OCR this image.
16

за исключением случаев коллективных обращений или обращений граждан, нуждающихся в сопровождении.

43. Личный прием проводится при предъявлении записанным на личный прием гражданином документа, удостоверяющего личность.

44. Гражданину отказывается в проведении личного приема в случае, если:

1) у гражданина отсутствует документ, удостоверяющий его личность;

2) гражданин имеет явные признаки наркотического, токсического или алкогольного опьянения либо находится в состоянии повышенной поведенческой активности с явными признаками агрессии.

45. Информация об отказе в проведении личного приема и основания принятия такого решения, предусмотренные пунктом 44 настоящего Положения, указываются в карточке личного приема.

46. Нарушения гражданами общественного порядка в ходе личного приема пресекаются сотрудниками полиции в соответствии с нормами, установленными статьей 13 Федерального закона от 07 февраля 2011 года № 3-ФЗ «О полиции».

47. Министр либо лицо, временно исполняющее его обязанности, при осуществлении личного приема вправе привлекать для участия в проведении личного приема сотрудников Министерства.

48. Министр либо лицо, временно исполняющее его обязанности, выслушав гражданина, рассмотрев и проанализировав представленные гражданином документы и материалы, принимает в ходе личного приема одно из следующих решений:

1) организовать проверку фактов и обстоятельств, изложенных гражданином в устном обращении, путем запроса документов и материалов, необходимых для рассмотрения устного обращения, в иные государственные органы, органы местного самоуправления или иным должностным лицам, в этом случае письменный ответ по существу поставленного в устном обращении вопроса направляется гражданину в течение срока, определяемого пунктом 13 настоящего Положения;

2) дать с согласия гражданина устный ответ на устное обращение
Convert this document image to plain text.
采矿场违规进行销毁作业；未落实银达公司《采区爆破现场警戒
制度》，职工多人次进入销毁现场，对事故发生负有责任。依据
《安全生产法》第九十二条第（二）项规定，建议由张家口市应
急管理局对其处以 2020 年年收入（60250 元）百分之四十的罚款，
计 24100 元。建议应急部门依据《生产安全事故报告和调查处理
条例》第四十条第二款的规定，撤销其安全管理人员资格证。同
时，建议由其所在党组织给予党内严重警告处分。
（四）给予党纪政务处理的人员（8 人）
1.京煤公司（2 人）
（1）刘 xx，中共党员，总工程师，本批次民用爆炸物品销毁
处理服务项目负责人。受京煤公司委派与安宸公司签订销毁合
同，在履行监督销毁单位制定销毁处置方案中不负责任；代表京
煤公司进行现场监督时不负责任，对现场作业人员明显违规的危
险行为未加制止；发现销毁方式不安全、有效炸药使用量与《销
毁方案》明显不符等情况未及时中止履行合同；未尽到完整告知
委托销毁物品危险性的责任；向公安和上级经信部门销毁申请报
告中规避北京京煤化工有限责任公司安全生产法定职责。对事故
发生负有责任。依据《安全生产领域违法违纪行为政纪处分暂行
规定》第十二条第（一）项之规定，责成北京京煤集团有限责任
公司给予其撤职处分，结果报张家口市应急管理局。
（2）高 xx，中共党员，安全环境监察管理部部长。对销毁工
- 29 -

=======

The request: Restate the whole listing exactly.

Finished exercise:
OCR this image.
16

за исключением случаев коллективных обращений или обращений граждан, нуждающихся в сопровождении.

43. Личный прием проводится при предъявлении записанным на личный прием гражданином документа, удостоверяющего личность.

44. Гражданину отказывается в проведении личного приема в случае, если:

1) у гражданина отсутствует документ, удостоверяющий его личность;

2) гражданин имеет явные признаки наркотического, токсического или алкогольного опьянения либо находится в состоянии повышенной поведенческой активности с явными признаками агрессии.

45. Информация об отказе в проведении личного приема и основания принятия такого решения, предусмотренные пунктом 44 настоящего Положения, указываются в карточке личного приема.

46. Нарушения гражданами общественного порядка в ходе личного приема пресекаются сотрудниками полиции в соответствии с нормами, установленными статьей 13 Федерального закона от 07 февраля 2011 года № 3-ФЗ «О полиции».

47. Министр либо лицо, временно исполняющее его обязанности, при осуществлении личного приема вправе привлекать для участия в проведении личного приема сотрудников Министерства.

48. Министр либо лицо, временно исполняющее его обязанности, выслушав гражданина, рассмотрев и проанализировав представленные гражданином документы и материалы, принимает в ходе личного приема одно из следующих решений:

1) организовать проверку фактов и обстоятельств, изложенных гражданином в устном обращении, путем запроса документов и материалов, необходимых для рассмотрения устного обращения, в иные государственные органы, органы местного самоуправления или иным должностным лицам, в этом случае письменный ответ по существу поставленного в устном обращении вопроса направляется гражданину в течение срока, определяемого пунктом 13 настоящего Положения;

2) дать с согласия гражданина устный ответ на устное обращение
Convert this document image to plain text.
采矿场违规进行销毁作业；未落实银达公司《采区爆破现场警戒
制度》，职工多人次进入销毁现场，对事故发生负有责任。依据
《安全生产法》第九十二条第（二）项规定，建议由张家口市应
急管理局对其处以 2020 年年收入（60250 元）百分之四十的罚款，
计 24100 元。建议应急部门依据《生产安全事故报告和调查处理
条例》第四十条第二款的规定，撤销其安全管理人员资格证。同
时，建议由其所在党组织给予党内严重警告处分。
（四）给予党纪政务处理的人员（8 人）
1.京煤公司（2 人）
（1）刘 xx，中共党员，总工程师，本批次民用爆炸物品销毁
处理服务项目负责人。受京煤公司委派与安宸公司签订销毁合
同，在履行监督销毁单位制定销毁处置方案中不负责任；代表京
煤公司进行现场监督时不负责任，对现场作业人员明显违规的危
险行为未加制止；发现销毁方式不安全、有效炸药使用量与《销
毁方案》明显不符等情况未及时中止履行合同；未尽到完整告知
委托销毁物品危险性的责任；向公安和上级经信部门销毁申请报
告中规避北京京煤化工有限责任公司安全生产法定职责。对事故
发生负有责任。依据《安全生产领域违法违纪行为政纪处分暂行
规定》第十二条第（一）项之规定，责成北京京煤集团有限责任
公司给予其撤职处分，结果报张家口市应急管理局。
（2）高 xx，中共党员，安全环境监察管理部部长。对销毁工
- 29 -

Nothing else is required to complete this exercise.